- **Aim**:
Every entry that follows should be repeated exactly; drop the images.

- **Exercise inputs**:
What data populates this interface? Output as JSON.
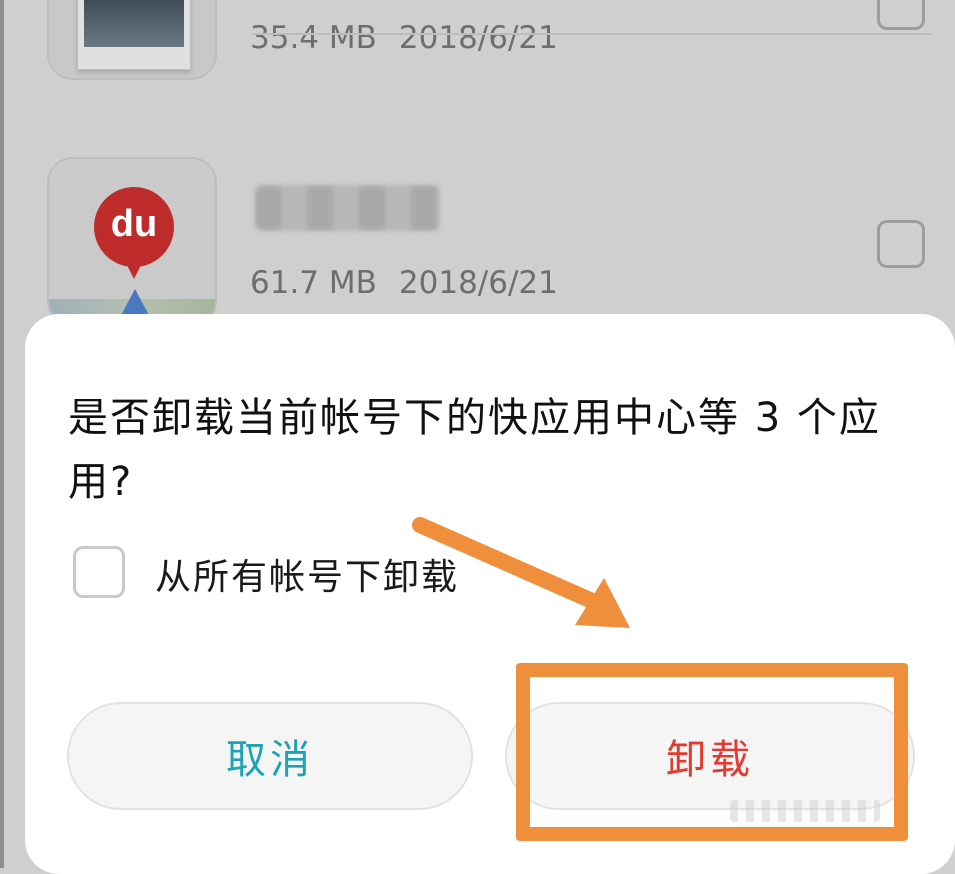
{
  "app_list": [
    {
      "size": "35.4 MB",
      "date": "2018/6/21",
      "icon": "photo-gallery-icon"
    },
    {
      "size": "61.7 MB",
      "date": "2018/6/21",
      "icon": "baidu-maps-icon",
      "icon_text": "du"
    }
  ],
  "dialog": {
    "title": "是否卸载当前帐号下的快应用中心等 3 个应用?",
    "checkbox_label": "从所有帐号下卸载",
    "cancel_label": "取消",
    "uninstall_label": "卸载"
  },
  "colors": {
    "cancel_text": "#1ea3b3",
    "uninstall_text": "#e33a2f",
    "annotation": "#ef8f3c"
  }
}
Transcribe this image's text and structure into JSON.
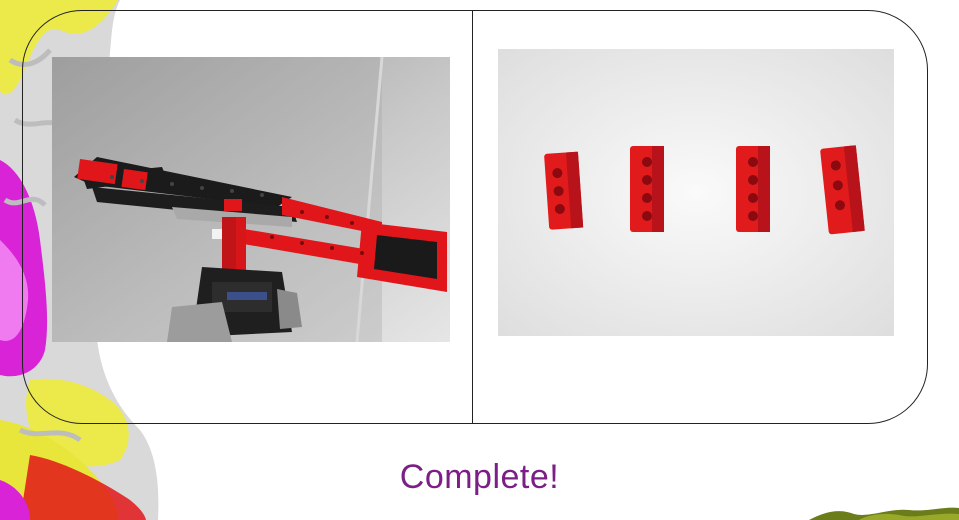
{
  "slide": {
    "caption": "Complete!",
    "caption_color": "#7b1f86"
  },
  "images": {
    "left_photo": "lego-crane-model",
    "right_photo": "four-red-technic-bricks"
  },
  "colors": {
    "brick_red": "#e0161a",
    "brick_black": "#1a1a1a",
    "decor_yellow": "#e8e63a",
    "decor_magenta": "#d21ad2"
  }
}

- **Solution for this problem**:
What data populates this interface? Output as JSON.
{
  "app_list": [
    {
      "size": "35.4 MB",
      "date": "2018/6/21",
      "icon": "photo-gallery-icon"
    },
    {
      "size": "61.7 MB",
      "date": "2018/6/21",
      "icon": "baidu-maps-icon",
      "icon_text": "du"
    }
  ],
  "dialog": {
    "title": "是否卸载当前帐号下的快应用中心等 3 个应用?",
    "checkbox_label": "从所有帐号下卸载",
    "cancel_label": "取消",
    "uninstall_label": "卸载"
  },
  "colors": {
    "cancel_text": "#1ea3b3",
    "uninstall_text": "#e33a2f",
    "annotation": "#ef8f3c"
  }
}
Transcribe this image's text and structure into JSON.
{
  "slide": {
    "caption": "Complete!",
    "caption_color": "#7b1f86"
  },
  "images": {
    "left_photo": "lego-crane-model",
    "right_photo": "four-red-technic-bricks"
  },
  "colors": {
    "brick_red": "#e0161a",
    "brick_black": "#1a1a1a",
    "decor_yellow": "#e8e63a",
    "decor_magenta": "#d21ad2"
  }
}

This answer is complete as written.